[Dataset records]
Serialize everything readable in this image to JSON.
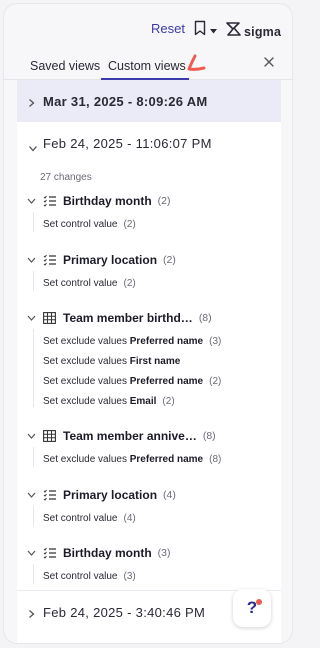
{
  "header": {
    "reset_label": "Reset",
    "logo_text": "sigma"
  },
  "tabs": [
    {
      "label": "Saved views",
      "active": false
    },
    {
      "label": "Custom views",
      "active": true
    }
  ],
  "versions": [
    {
      "label": "Mar 31, 2025 - 8:09:26 AM",
      "selected": true,
      "expanded": false
    },
    {
      "label": "Feb 24, 2025 - 11:06:07 PM",
      "selected": false,
      "expanded": true
    },
    {
      "label": "Feb 24, 2025 - 3:40:46 PM",
      "selected": false,
      "expanded": false
    }
  ],
  "expanded_version": {
    "changes_count": "27 changes",
    "groups": [
      {
        "icon": "list-filter-icon",
        "name": "Birthday month",
        "count": "(2)",
        "changes": [
          {
            "prefix": "Set control value",
            "bold": "",
            "count": "(2)"
          }
        ]
      },
      {
        "icon": "list-filter-icon",
        "name": "Primary location",
        "count": "(2)",
        "changes": [
          {
            "prefix": "Set control value",
            "bold": "",
            "count": "(2)"
          }
        ]
      },
      {
        "icon": "table-icon",
        "name": "Team member birthd…",
        "count": "(8)",
        "changes": [
          {
            "prefix": "Set exclude values",
            "bold": "Preferred name",
            "count": "(3)"
          },
          {
            "prefix": "Set exclude values",
            "bold": "First name",
            "count": ""
          },
          {
            "prefix": "Set exclude values",
            "bold": "Preferred name",
            "count": "(2)"
          },
          {
            "prefix": "Set exclude values",
            "bold": "Email",
            "count": "(2)"
          }
        ]
      },
      {
        "icon": "table-icon",
        "name": "Team member annive…",
        "count": "(8)",
        "changes": [
          {
            "prefix": "Set exclude values",
            "bold": "Preferred name",
            "count": "(8)"
          }
        ]
      },
      {
        "icon": "list-filter-icon",
        "name": "Primary location",
        "count": "(4)",
        "changes": [
          {
            "prefix": "Set control value",
            "bold": "",
            "count": "(4)"
          }
        ]
      },
      {
        "icon": "list-filter-icon",
        "name": "Birthday month",
        "count": "(3)",
        "changes": [
          {
            "prefix": "Set control value",
            "bold": "",
            "count": "(3)"
          }
        ]
      }
    ]
  },
  "help": {
    "label": "?"
  },
  "colors": {
    "accent": "#3a3aa8",
    "selected_bg": "#ebebf7",
    "annotation": "#ef5c4f"
  }
}
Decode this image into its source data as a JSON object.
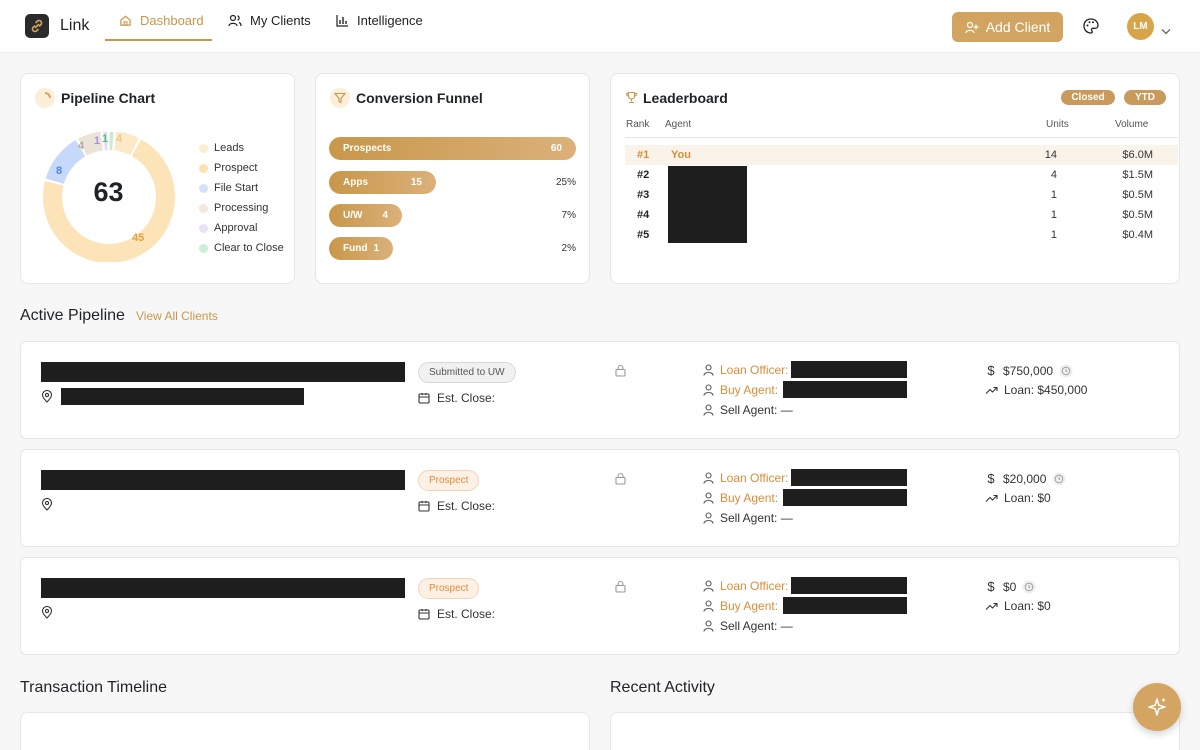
{
  "app": {
    "name": "Link"
  },
  "nav": {
    "tabs": [
      {
        "label": "Dashboard",
        "icon": "home-icon",
        "active": true
      },
      {
        "label": "My Clients",
        "icon": "users-icon"
      },
      {
        "label": "Intelligence",
        "icon": "bar-chart-icon"
      }
    ],
    "add_client_label": "Add Client",
    "avatar_initials": "LM"
  },
  "colors": {
    "accent": "#c8974a",
    "orange": "#d98c3a"
  },
  "pipeline_chart": {
    "title": "Pipeline Chart",
    "total": "63",
    "segments": [
      {
        "name": "Leads",
        "value": 4,
        "color": "#fde9c7",
        "label": "4"
      },
      {
        "name": "Prospect",
        "value": 45,
        "color": "#fde3b8",
        "label": "45"
      },
      {
        "name": "File Start",
        "value": 8,
        "color": "#c7d9fa",
        "label": "8"
      },
      {
        "name": "Processing",
        "value": 4,
        "color": "#ede4d9",
        "label": "4"
      },
      {
        "name": "Approval",
        "value": 1,
        "color": "#e4dbf7",
        "label": "1"
      },
      {
        "name": "Clear to Close",
        "value": 1,
        "color": "#c8ecd3",
        "label": "1"
      }
    ]
  },
  "funnel": {
    "title": "Conversion Funnel",
    "stages": [
      {
        "name": "Prospects",
        "count": "60",
        "pct": ""
      },
      {
        "name": "Apps",
        "count": "15",
        "pct": "25%"
      },
      {
        "name": "U/W",
        "count": "4",
        "pct": "7%"
      },
      {
        "name": "Fund",
        "count": "1",
        "pct": "2%"
      }
    ]
  },
  "leaderboard": {
    "title": "Leaderboard",
    "filter_closed": "Closed",
    "filter_period": "YTD",
    "headers": {
      "rank": "Rank",
      "agent": "Agent",
      "units": "Units",
      "volume": "Volume"
    },
    "rows": [
      {
        "rank": "#1",
        "agent": "You",
        "units": "14",
        "volume": "$6.0M"
      },
      {
        "rank": "#2",
        "agent": "",
        "units": "4",
        "volume": "$1.5M"
      },
      {
        "rank": "#3",
        "agent": "",
        "units": "1",
        "volume": "$0.5M"
      },
      {
        "rank": "#4",
        "agent": "",
        "units": "1",
        "volume": "$0.5M"
      },
      {
        "rank": "#5",
        "agent": "",
        "units": "1",
        "volume": "$0.4M"
      }
    ]
  },
  "active_pipeline": {
    "title": "Active Pipeline",
    "view_all": "View All Clients",
    "clients": [
      {
        "status": "Submitted to UW",
        "status_type": "uw",
        "est_close": "Est. Close:",
        "loan_officer_label": "Loan Officer:",
        "buy_agent_label": "Buy Agent:",
        "sell_agent": "Sell Agent: —",
        "price": "$750,000",
        "loan": "Loan: $450,000"
      },
      {
        "status": "Prospect",
        "status_type": "prospect",
        "est_close": "Est. Close:",
        "loan_officer_label": "Loan Officer:",
        "buy_agent_label": "Buy Agent:",
        "sell_agent": "Sell Agent: —",
        "price": "$20,000",
        "loan": "Loan: $0"
      },
      {
        "status": "Prospect",
        "status_type": "prospect",
        "est_close": "Est. Close:",
        "loan_officer_label": "Loan Officer:",
        "buy_agent_label": "Buy Agent:",
        "sell_agent": "Sell Agent: —",
        "price": "$0",
        "loan": "Loan: $0"
      }
    ]
  },
  "sections": {
    "timeline_title": "Transaction Timeline",
    "activity_title": "Recent Activity"
  }
}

## EXERCISE GOAL
Identify the lines in the entries above that contain "this", then copy them out.

## COMPLETED TASK
Serialize everything readable in this image to JSON.
Decode this image into its source data as a JSON object.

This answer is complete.